Exercise. Lines holding the string "members" are the ones to copy from this listing.

[Data entries for graphics]
========================================
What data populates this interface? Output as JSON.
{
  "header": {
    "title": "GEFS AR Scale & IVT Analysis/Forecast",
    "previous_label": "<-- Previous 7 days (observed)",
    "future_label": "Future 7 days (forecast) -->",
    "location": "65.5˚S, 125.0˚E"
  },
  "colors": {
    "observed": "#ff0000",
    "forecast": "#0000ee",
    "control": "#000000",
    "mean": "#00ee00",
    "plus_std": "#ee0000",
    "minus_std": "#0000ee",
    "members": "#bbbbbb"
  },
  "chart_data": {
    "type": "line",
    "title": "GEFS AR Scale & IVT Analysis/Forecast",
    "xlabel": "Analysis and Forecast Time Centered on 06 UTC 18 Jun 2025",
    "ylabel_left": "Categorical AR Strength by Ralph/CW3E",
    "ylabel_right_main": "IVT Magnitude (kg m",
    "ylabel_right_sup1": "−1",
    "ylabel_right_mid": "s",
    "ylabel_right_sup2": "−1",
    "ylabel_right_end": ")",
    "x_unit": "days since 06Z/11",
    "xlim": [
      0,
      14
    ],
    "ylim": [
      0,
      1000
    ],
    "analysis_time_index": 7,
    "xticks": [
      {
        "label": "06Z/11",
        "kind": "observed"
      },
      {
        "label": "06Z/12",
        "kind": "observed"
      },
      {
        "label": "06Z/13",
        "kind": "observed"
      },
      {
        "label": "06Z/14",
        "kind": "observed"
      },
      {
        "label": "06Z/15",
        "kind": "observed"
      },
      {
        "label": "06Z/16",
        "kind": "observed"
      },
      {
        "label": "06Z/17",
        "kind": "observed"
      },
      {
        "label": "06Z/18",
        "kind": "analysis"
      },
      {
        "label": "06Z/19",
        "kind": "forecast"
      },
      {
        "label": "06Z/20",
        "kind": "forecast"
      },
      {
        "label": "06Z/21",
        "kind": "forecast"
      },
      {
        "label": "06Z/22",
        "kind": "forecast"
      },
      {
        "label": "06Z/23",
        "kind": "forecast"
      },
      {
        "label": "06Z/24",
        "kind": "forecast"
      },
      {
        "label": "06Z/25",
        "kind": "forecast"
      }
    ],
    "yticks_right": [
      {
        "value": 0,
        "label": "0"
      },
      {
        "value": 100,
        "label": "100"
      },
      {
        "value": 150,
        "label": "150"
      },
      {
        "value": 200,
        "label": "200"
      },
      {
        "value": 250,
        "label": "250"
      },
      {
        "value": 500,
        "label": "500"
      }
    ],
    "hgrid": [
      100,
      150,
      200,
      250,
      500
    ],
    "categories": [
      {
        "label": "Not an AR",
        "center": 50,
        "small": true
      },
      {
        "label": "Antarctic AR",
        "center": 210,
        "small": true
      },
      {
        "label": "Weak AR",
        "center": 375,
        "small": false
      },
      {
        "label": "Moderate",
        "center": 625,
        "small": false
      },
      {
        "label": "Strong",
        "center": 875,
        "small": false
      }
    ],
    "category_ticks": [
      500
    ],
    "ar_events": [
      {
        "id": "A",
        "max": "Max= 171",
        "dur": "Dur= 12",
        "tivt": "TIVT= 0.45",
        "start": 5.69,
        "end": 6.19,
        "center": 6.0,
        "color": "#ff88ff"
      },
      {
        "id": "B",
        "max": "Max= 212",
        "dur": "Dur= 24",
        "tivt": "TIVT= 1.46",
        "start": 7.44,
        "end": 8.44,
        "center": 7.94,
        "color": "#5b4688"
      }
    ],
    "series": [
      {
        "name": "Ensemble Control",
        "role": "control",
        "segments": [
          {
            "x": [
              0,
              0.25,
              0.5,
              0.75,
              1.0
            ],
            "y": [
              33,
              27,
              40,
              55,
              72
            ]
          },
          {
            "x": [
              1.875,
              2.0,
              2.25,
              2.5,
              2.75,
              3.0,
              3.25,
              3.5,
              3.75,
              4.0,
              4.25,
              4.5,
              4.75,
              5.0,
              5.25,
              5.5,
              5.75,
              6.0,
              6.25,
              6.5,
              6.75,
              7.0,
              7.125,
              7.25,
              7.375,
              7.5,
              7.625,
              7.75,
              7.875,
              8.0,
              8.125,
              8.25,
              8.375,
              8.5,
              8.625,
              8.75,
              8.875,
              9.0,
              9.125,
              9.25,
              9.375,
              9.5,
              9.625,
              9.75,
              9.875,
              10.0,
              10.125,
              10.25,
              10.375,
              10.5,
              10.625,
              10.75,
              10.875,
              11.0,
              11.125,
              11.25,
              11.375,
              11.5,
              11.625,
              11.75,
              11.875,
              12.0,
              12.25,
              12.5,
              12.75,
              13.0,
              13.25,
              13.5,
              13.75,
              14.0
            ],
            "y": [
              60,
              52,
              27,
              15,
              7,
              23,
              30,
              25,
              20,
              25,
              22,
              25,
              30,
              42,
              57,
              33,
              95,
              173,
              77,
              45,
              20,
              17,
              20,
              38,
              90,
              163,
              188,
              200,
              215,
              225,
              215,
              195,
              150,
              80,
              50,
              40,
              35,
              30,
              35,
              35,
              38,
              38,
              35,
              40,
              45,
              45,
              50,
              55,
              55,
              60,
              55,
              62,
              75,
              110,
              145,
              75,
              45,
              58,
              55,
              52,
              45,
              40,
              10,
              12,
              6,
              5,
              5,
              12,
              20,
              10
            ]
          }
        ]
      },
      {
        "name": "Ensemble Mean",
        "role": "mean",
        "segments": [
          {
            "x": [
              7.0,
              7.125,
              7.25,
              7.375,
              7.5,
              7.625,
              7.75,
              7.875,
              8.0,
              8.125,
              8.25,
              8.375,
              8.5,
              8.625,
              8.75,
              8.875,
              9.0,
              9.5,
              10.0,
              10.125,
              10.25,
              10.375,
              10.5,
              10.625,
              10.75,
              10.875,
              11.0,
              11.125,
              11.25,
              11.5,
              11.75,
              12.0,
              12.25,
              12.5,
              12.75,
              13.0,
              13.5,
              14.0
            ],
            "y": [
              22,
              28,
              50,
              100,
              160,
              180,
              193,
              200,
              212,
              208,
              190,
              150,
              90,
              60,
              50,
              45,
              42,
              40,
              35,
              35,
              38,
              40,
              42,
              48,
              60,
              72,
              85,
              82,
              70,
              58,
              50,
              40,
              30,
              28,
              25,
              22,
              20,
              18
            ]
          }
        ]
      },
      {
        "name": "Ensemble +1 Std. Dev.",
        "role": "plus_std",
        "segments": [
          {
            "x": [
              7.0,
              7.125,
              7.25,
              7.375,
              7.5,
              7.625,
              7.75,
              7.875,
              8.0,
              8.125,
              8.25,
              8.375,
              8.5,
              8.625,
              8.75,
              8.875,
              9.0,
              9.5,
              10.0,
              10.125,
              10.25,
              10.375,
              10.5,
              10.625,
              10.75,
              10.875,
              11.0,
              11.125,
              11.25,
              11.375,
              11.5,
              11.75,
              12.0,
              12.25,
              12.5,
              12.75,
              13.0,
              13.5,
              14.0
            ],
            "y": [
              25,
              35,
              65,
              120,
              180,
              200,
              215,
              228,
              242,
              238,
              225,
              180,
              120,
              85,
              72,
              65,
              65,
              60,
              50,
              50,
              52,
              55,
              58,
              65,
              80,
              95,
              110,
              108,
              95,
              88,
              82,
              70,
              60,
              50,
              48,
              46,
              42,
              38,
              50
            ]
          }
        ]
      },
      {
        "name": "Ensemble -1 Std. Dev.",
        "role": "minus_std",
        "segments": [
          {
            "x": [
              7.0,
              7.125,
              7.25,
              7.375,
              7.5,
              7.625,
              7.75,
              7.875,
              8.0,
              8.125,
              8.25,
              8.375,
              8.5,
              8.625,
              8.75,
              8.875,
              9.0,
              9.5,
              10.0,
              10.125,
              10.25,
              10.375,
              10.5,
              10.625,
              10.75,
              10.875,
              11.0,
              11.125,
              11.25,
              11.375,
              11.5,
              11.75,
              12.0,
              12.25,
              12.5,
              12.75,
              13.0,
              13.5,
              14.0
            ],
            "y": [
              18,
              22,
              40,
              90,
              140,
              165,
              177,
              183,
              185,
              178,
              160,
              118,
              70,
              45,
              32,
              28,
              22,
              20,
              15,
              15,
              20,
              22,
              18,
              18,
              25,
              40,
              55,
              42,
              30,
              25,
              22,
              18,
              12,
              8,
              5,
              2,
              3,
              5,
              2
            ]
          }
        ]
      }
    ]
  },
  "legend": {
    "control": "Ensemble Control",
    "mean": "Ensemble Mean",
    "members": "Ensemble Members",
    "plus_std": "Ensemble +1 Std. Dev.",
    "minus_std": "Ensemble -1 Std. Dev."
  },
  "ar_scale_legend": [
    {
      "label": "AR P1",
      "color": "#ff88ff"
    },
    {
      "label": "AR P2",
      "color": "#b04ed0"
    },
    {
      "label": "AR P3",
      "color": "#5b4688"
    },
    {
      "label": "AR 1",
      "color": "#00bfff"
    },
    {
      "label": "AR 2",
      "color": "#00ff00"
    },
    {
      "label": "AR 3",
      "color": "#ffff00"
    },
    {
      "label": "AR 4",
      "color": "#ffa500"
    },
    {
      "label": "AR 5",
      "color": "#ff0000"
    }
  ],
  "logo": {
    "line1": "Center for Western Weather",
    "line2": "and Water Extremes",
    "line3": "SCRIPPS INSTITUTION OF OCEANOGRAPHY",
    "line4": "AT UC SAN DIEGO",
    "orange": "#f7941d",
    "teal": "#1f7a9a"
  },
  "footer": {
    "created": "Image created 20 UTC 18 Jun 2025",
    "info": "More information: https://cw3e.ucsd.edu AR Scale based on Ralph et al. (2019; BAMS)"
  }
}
========================================
Written answer.
    "members": "#bbbbbb"
    "members": "Ensemble Members",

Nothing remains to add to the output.